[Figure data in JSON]
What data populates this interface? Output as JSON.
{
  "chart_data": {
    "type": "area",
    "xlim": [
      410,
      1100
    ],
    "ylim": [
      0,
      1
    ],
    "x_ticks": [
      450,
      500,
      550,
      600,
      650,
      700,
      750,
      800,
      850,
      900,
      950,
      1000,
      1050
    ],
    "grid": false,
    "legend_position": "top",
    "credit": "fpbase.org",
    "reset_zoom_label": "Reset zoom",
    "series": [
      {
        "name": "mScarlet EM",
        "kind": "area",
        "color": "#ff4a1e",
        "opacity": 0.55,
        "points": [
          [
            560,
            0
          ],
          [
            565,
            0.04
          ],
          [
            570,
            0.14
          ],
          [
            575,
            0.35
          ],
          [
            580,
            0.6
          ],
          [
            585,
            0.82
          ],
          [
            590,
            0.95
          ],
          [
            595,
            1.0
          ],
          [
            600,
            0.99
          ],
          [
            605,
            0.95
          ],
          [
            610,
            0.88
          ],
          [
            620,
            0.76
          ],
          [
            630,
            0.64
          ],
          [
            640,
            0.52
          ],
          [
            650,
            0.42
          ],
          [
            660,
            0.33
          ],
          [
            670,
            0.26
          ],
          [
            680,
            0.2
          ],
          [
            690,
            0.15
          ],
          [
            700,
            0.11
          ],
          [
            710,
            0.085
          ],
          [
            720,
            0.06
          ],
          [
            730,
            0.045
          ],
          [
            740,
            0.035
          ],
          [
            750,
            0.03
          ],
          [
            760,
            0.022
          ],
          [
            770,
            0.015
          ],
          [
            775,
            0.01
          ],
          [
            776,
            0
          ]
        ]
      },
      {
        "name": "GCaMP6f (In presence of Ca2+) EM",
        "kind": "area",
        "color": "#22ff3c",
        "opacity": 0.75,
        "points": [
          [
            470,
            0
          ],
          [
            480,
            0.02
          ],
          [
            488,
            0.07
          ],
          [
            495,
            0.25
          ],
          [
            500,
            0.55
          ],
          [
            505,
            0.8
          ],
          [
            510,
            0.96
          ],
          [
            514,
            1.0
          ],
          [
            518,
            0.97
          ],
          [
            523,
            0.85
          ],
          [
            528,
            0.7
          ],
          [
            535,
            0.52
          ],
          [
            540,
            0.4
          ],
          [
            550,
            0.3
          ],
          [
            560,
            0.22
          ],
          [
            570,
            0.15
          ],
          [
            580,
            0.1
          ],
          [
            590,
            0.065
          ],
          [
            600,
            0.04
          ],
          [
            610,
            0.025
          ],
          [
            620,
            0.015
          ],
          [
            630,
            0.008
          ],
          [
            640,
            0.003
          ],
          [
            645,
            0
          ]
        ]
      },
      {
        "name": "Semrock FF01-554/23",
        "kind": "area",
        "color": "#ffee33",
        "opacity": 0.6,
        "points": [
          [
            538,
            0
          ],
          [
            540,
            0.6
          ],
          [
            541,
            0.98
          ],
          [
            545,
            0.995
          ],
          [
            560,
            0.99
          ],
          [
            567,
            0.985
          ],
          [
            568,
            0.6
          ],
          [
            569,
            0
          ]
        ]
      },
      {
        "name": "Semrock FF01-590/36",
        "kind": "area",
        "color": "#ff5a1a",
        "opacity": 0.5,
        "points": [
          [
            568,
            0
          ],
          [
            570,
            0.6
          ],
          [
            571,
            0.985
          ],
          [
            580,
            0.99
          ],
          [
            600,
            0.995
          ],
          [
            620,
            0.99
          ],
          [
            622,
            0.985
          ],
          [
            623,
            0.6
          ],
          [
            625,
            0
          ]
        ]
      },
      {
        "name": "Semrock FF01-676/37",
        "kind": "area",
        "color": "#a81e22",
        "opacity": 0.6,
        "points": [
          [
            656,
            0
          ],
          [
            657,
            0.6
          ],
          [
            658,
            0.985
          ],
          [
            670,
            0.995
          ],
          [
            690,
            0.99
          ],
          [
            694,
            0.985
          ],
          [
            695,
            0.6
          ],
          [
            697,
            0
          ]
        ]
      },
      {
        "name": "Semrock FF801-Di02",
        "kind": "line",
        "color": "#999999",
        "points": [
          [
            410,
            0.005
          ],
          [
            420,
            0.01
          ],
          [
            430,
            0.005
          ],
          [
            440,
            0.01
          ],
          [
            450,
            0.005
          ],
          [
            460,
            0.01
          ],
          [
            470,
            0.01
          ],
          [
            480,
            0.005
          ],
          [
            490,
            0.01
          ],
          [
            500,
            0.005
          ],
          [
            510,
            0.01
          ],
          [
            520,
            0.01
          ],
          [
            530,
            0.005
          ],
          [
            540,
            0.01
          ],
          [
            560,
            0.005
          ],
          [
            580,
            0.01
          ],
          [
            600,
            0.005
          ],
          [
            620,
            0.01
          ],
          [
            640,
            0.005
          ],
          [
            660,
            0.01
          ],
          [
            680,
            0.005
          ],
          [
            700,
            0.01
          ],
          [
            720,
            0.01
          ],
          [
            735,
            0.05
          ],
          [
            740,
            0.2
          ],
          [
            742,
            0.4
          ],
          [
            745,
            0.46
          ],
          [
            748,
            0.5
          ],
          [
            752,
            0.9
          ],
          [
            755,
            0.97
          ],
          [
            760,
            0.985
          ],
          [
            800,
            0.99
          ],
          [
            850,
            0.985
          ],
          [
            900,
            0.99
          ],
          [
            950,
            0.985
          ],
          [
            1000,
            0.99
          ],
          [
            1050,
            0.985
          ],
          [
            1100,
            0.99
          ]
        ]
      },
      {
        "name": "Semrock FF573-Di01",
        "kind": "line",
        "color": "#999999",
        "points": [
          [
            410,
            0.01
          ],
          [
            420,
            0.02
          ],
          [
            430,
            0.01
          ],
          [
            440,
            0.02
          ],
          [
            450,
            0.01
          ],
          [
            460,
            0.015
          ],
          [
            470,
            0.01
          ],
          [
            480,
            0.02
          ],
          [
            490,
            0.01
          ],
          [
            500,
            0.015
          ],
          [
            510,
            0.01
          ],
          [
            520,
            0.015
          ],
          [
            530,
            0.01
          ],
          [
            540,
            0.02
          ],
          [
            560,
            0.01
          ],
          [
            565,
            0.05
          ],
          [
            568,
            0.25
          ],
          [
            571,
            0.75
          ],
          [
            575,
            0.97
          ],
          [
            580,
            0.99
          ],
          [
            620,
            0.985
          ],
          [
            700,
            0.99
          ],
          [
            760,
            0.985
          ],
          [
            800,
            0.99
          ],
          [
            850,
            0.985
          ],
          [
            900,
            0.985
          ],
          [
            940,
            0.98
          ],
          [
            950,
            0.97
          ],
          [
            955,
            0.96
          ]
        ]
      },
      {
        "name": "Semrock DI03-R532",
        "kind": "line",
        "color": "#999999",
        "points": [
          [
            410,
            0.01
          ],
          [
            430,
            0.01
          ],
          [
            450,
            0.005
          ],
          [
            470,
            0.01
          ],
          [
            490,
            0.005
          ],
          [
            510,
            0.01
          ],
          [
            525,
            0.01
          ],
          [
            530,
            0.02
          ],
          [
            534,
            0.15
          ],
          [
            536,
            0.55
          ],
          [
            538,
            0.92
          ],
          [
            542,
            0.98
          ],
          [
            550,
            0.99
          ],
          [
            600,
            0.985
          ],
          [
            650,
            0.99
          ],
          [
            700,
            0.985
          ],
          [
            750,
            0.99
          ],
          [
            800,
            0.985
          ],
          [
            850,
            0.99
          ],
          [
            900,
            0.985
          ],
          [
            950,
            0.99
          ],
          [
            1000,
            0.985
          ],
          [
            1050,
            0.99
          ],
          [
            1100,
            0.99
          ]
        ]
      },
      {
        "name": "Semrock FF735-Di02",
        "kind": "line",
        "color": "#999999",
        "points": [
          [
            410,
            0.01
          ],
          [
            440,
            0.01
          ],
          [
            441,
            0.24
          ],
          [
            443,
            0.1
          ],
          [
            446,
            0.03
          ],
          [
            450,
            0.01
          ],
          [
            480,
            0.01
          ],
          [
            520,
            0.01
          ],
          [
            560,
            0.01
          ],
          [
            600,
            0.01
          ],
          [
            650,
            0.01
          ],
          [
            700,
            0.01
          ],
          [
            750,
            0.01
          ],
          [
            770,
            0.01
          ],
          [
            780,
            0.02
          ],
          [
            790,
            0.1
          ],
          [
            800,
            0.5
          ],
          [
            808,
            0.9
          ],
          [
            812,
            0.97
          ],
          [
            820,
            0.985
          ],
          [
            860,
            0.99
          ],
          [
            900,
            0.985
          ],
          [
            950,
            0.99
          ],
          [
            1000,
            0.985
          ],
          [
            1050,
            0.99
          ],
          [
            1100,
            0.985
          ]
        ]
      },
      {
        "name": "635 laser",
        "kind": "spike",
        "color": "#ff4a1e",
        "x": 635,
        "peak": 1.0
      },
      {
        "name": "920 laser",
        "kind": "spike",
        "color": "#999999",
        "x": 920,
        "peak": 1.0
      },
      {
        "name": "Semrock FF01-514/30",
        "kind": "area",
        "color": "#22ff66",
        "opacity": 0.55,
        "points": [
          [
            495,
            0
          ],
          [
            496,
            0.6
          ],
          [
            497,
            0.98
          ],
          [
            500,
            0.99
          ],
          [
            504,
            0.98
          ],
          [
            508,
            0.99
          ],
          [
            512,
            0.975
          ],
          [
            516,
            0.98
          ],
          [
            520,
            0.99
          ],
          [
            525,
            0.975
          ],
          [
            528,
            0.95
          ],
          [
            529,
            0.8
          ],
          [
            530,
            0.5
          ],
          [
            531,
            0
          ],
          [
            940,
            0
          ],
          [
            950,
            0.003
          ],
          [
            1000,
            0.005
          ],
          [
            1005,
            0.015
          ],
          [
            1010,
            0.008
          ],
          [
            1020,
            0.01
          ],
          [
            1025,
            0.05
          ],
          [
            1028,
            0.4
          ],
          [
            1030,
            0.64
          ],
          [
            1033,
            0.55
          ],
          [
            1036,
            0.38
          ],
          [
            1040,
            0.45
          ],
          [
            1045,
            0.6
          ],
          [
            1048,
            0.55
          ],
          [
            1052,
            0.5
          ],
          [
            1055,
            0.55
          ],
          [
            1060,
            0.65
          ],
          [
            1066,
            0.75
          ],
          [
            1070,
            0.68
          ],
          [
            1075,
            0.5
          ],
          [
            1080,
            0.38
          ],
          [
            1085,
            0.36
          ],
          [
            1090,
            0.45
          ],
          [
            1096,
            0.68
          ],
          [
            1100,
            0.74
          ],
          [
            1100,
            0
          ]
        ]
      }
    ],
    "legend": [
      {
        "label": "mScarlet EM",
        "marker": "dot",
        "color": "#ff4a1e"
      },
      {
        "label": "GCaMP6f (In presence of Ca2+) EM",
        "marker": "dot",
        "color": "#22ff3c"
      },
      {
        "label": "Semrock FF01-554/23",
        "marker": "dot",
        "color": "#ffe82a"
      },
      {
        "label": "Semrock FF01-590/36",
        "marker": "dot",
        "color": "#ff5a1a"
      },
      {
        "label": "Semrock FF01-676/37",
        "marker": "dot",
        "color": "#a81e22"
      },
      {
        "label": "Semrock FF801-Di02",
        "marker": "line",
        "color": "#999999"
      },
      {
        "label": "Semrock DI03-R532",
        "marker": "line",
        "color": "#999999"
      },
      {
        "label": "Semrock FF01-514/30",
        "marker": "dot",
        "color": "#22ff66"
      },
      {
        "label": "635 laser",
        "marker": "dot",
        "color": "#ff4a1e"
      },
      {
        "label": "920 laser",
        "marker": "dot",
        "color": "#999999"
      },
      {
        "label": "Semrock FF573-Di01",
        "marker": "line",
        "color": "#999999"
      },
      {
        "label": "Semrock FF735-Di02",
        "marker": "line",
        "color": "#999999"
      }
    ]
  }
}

What to do
Copy out each line of the records that holds the string "name".

Problem solution
        "name": "mScarlet EM",
        "name": "GCaMP6f (In presence of Ca2+) EM",
        "name": "Semrock FF01-554/23",
        "name": "Semrock FF01-590/36",
        "name": "Semrock FF01-676/37",
        "name": "Semrock FF801-Di02",
        "name": "Semrock FF573-Di01",
        "name": "Semrock DI03-R532",
        "name": "Semrock FF735-Di02",
        "name": "635 laser",
        "name": "920 laser",
        "name": "Semrock FF01-514/30",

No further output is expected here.